— start Page text —

[Koha] Help needed with zombie background_jobs processes

Jonathan Druart jonathan.druart at bugs.koha-community.org
Thu Apr 20 04:24:02 NZST 2023


It would be interesting to revert the changes from 32558 that have
been backported into 22.11.04 and see if it helps.

Le mer. 19 avr. 2023 à 18:01, Cindy Murdock Ames <cmurdock at ccfls.org> a écrit :
>
> Hi Jonathan,
>
> I just tried sending SHGCHLD to the parent processes, it didn't have any effect.  The parents are "/usr/bin/perl /usr/share/koha/bin/background_jobs_worker.pl --queue default" and "/usr/bin/perl /usr/share/koha/bin/background_jobs_worker.pl --queue long_tasks".
>
> worker-error.log has a few entries like these three from today:
> 20230419 08:44:53 ccfls-koha-worker-long_tasks: client (pid 12169) killed by signal 13, respawning
> 20230419 09:36:06 ccfls-koha-worker: client (pid 14398) killed by signal 13, respawning
> 20230419 09:59:35 ccfls-koha-worker: client (pid 29935) killed by signal 13, respawning
>
> Those timestamps correspond to three jobs in the jobs queue that didn't complete and have a "null/n" (n being numbers that I think correspond to the number of things in the batch).  The first is a batch item record modification and the other two are holds queue updates.
>
> I cancelled these three jobs and the zombies remained.
>
> worker-output.log has a number of entries like these, but unfortunately there are no timestamps so I can't link it to anything, although the timestamp on the file itself is from yesterday at 13:08, which I think corresponded to a successful staging and import of records.
>
> Use of uninitialized value $subfield_value in pattern match (m//) at /usr/share/koha/lib/Koha/SimpleMARC.pm line 435.
> Use of uninitialized value $subfield_value in string eq at /usr/share/koha/lib/Koha/SimpleMARC.pm line 435.
>
> I did try something else.  The parent process for the long queue had apparently already respawned, but the one for the default one hadn't, so I killed it with -9.  The two zombies that had been there went away and the default queue restarted.  Before I did that I tried a MARC upload, it was stuck at 0%.  I cancelled the job and retried it after killing the default queue and it worked, but it spawned a new zombie which was a child of the long_tasks queue.  Yesterday it seemed to work if there was only one zombie, but not two.  No new entries in either of the worker- files.
>
> Thanks for your help.
>
> c.
> -----------------------------------------------------------
> Cindy Murdock Ames
> IT Services Director
> Meadville Public Library | CCFLS
> https://meadvillelibrary.org | https://ccfls.org
>
> Please report tech support issues in Mantis:  https://mantis.ccfls.org
>
>
> On Wed, Apr 19, 2023 at 2:44 AM Jonathan Druart <jonathan.druart at bugs.koha-community.org> wrote:
>>
>> Did you have a look at worker-*.log? Nothing useful there?

— end Page text —
— start Stored data —

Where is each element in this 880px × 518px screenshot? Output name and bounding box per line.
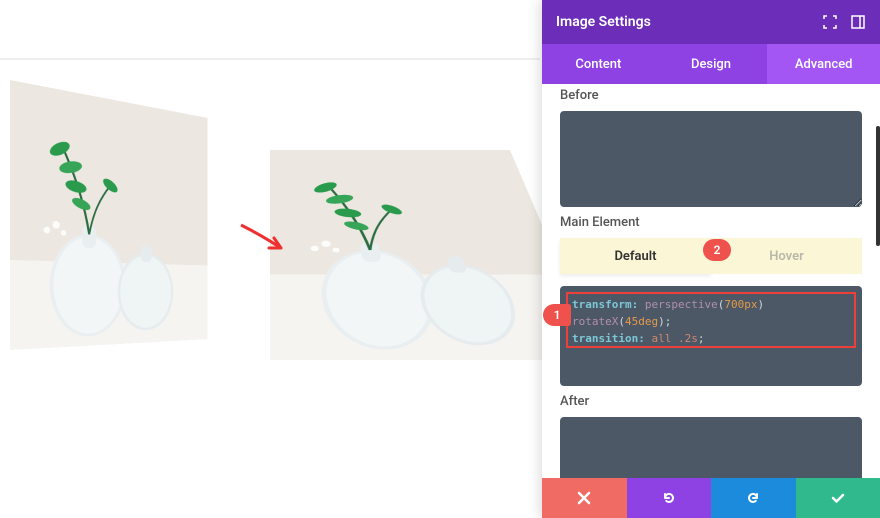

— end Stored data —

Set tasks
**1.** In the Koha background-jobs thread, which release had the changes from 32558 been backported into?
**2.** Write the next part of the Koha background-jobs thread, picking up after its last line.

Outputs by task
**1.** 22.11.04

**2.**
>>
>> You can try to send SIGCHLD to the parent to kill the zombie.
>>
>> Le mar. 18 avr. 2023 à 22:09, Cindy Murdock Ames <cmurdock at ccfls.org> a écrit :
>> >
>> > A few other things I've noticed:
>> >
>> > - Sometimes the zombie processes will go away on their own, sometimes it seems when you retry the MARC import or whatever it was that failed.  This one is really weird to me as in all my years as a sysadmin I thought it was not possible for zombie processes to go away without a reboot.  But maybe that's changed and now zombies can rise from the dead.  Lol.
>> >
>> > - In looking at the jobs list in Koha, it seems that Holds queue updates are especially prone to getting stuck at a progress of null/1.
>> >
>> > - If you reattempt a job that is stuck (ie, reattempting a MARC file upload or what not) it will often succeed.  The original failed job remains with a progress of null.
>> >
>> > c.
>> > -----------------------------------------------------------
>> > Cindy Murdock Ames
>> > IT Services Director
>> > Meadville Public Library | CCFLS
>> > https://meadvillelibrary.org | https://ccfls.org
>> >
>> > Please report tech support issues in Mantis:  https://mantis.ccfls.org
>> >
>> >
>> > On Tue, Apr 18, 2023 at 3:55 PM Cindy Murdock Ames <cmurdock at ccfls.org> wrote:
>> >>
>> >> Yes, it's 22.11.04, package version.
>> >>
>> >> -----------------------------------------------------------
>> >> Cindy Murdock Ames
>> >> IT Services Director
>> >> Meadville Public Library | CCFLS
>> >> https://meadvillelibrary.org | https://ccfls.org
>> >>
>> >>
>> >>
>> >>
>> >> On Tue, Apr 18, 2023 at 2:59 PM Jonathan Druart <jonathan.druart at bugs.koha-community.org> wrote:
>> >>>
>> >>> Hi Cindy,
>> >>> Which exact version of Koha 22.11.xx? It should be the latest one.
>> >>> Regards,
>> >>> Jonathan
>> >>>
>> >>> Le mar. 18 avr. 2023 à 19:13, Cindy Murdock Ames <cmurdock at ccfls.org> a écrit :
>> >>> >
>> >>> > Hi all,
>> >>> >
>> >>> > A couple weekends ago I upgraded our Koha instance from 22.05 to 22.11, and
>> >>> > I'm having trouble with the background_jobs processes becoming zombies
>> >>> > after a very short amount of time, necessitating a reboot.  I suspect it's
>> >>> > a misconfiguration on my part, so if someone can shed some light I'd really
>> >>> > appreciate it!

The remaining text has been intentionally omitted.